To be done
Exactly the lines from the one containing "Read all visible content and emit it as JSON." through the final line of the listing are to be retyped, and nothing more.

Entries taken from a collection

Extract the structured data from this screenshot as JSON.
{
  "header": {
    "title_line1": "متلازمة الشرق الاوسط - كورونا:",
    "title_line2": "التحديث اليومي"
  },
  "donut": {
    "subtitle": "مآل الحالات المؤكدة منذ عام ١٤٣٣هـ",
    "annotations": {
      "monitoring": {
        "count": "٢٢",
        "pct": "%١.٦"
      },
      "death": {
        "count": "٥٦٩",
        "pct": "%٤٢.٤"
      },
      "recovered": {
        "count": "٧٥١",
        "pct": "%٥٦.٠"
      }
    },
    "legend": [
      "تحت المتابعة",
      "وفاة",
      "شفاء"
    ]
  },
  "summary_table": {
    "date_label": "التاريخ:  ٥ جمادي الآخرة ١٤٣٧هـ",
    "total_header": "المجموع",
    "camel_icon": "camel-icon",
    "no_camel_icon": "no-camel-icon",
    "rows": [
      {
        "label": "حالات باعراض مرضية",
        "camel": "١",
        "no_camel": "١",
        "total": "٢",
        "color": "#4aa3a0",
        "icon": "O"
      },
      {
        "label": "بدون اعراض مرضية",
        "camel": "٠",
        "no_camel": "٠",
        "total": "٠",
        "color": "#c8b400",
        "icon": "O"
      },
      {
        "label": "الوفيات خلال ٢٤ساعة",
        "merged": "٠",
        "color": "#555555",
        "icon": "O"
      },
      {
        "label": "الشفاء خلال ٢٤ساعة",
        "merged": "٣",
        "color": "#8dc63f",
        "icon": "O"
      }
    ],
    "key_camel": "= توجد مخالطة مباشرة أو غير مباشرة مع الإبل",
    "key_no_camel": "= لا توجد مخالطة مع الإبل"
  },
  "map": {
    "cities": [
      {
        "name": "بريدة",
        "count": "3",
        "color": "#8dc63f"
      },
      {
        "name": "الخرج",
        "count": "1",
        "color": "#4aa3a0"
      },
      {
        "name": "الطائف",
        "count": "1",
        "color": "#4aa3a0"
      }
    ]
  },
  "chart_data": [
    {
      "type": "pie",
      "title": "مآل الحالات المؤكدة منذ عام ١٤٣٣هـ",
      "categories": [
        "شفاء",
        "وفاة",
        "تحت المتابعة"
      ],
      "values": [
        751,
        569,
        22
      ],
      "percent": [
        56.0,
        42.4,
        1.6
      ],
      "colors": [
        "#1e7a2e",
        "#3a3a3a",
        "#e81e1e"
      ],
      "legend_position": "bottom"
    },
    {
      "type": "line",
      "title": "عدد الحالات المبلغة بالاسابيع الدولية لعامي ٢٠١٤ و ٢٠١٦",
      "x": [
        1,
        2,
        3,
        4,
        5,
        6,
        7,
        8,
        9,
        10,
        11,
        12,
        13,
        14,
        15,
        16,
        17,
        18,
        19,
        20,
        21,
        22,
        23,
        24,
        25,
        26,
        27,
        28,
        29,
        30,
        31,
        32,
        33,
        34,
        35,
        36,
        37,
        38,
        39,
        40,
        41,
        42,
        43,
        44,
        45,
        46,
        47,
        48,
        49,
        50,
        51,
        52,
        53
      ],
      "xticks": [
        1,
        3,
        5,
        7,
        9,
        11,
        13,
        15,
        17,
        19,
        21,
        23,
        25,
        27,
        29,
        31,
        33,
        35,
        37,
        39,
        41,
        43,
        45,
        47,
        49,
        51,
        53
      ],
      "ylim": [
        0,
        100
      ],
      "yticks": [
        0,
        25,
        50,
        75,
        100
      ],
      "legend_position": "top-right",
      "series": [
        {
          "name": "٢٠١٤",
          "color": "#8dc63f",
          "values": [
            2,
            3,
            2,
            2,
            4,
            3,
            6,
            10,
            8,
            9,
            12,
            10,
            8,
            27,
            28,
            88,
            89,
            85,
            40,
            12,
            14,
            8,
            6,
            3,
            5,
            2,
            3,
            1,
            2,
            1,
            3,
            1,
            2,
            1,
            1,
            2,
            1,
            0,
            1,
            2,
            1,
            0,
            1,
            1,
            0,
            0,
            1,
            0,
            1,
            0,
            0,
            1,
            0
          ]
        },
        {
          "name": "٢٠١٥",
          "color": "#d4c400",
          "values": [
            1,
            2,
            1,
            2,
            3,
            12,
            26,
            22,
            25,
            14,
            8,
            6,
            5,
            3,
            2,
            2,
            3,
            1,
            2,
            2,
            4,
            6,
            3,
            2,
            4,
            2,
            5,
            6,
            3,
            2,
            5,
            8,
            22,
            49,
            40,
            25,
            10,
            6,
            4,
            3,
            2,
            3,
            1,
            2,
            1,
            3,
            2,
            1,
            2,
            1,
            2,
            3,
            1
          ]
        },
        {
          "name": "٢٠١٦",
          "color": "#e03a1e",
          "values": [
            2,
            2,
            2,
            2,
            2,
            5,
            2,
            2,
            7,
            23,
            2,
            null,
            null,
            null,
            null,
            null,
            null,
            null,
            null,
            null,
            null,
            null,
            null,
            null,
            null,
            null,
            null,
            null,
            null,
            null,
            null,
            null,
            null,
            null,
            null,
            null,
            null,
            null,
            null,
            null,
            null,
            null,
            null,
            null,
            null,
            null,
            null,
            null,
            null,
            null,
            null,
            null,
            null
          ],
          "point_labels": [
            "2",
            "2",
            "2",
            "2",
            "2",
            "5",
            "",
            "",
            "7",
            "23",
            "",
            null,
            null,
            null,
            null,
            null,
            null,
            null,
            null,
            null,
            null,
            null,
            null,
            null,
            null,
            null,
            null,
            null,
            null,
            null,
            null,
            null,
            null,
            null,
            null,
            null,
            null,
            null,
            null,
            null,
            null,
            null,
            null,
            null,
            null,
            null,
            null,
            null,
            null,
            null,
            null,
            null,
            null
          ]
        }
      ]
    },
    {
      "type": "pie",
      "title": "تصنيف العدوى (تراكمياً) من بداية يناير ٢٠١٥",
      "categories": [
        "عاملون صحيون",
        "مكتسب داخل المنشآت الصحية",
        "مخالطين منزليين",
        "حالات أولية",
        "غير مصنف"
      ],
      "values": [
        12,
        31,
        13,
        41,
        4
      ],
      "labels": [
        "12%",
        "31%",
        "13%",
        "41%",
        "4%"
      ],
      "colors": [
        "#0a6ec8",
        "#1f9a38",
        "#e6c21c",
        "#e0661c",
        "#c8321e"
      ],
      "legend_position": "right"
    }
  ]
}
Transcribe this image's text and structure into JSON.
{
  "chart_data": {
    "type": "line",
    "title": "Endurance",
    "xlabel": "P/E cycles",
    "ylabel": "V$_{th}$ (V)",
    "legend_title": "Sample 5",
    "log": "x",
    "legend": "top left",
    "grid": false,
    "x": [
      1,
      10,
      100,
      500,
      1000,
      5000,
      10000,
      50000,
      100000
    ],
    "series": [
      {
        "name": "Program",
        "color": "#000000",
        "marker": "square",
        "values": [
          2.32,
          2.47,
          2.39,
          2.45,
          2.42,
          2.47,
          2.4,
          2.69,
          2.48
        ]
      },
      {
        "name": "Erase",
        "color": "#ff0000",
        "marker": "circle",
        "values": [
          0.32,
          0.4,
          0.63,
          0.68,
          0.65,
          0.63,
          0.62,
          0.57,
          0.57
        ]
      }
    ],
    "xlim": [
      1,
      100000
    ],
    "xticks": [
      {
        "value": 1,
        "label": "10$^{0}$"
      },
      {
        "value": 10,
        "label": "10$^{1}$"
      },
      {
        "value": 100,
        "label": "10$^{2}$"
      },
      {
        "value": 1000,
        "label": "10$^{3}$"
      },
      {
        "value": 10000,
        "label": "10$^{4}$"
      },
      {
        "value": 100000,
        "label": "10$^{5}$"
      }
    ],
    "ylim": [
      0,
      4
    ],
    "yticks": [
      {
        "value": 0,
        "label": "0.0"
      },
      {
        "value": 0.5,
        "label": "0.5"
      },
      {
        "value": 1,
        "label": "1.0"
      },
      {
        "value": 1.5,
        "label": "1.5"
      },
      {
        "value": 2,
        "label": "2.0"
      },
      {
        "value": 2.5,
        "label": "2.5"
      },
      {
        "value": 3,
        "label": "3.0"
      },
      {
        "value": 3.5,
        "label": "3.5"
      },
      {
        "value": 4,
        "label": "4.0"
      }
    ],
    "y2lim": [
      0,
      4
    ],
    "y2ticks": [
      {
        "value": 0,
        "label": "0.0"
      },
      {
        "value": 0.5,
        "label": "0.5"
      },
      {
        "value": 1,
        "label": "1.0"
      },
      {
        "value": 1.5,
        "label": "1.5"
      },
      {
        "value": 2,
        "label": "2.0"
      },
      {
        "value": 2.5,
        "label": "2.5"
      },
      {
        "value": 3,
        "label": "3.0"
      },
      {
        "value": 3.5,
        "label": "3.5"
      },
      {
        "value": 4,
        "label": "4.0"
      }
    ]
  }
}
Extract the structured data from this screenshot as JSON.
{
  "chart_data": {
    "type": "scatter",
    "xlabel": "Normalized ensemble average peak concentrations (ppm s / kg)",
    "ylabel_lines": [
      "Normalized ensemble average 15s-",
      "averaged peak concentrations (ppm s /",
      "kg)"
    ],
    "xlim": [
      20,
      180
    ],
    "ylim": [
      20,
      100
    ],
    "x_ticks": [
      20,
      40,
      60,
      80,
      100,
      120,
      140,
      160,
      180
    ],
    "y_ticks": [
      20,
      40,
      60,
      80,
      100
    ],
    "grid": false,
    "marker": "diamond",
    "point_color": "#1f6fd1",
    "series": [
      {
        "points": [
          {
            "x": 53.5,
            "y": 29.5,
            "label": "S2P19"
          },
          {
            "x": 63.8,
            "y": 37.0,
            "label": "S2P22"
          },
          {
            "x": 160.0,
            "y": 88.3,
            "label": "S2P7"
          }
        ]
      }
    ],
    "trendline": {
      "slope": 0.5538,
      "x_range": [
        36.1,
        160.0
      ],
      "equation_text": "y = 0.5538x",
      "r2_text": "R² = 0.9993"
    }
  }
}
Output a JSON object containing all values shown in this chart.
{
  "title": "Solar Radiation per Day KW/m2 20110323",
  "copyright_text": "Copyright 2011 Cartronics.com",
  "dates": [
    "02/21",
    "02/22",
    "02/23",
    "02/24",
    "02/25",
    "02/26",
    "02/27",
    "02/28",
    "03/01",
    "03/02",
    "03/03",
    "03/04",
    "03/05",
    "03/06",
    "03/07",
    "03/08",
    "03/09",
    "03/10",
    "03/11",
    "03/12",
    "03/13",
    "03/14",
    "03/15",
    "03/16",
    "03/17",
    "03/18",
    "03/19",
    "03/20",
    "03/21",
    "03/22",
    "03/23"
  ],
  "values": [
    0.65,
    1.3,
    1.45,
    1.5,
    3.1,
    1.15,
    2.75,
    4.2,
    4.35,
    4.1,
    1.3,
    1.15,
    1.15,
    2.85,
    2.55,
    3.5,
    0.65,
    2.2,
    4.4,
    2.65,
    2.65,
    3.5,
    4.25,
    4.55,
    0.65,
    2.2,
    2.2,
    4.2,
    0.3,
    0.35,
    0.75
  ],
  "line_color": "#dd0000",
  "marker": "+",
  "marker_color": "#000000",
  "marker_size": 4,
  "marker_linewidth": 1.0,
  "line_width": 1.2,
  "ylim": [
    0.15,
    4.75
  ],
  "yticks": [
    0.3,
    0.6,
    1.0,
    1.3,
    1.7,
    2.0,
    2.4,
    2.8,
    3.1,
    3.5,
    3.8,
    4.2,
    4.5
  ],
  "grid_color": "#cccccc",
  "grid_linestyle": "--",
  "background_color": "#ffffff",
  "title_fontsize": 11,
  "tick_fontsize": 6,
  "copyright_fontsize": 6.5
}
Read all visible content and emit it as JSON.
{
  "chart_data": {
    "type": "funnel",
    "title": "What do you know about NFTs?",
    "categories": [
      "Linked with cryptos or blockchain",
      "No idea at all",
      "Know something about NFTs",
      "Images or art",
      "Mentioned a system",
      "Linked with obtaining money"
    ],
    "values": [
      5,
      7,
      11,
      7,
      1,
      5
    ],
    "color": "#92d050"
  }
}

Task solution
Read all visible content and emit it as JSON.
{
  "chart_data": {
    "type": "funnel",
    "title": "What do you know about NFTs?",
    "categories": [
      "Linked with cryptos or blockchain",
      "No idea at all",
      "Know something about NFTs",
      "Images or art",
      "Mentioned a system",
      "Linked with obtaining money"
    ],
    "values": [
      5,
      7,
      11,
      7,
      1,
      5
    ],
    "color": "#92d050"
  }
}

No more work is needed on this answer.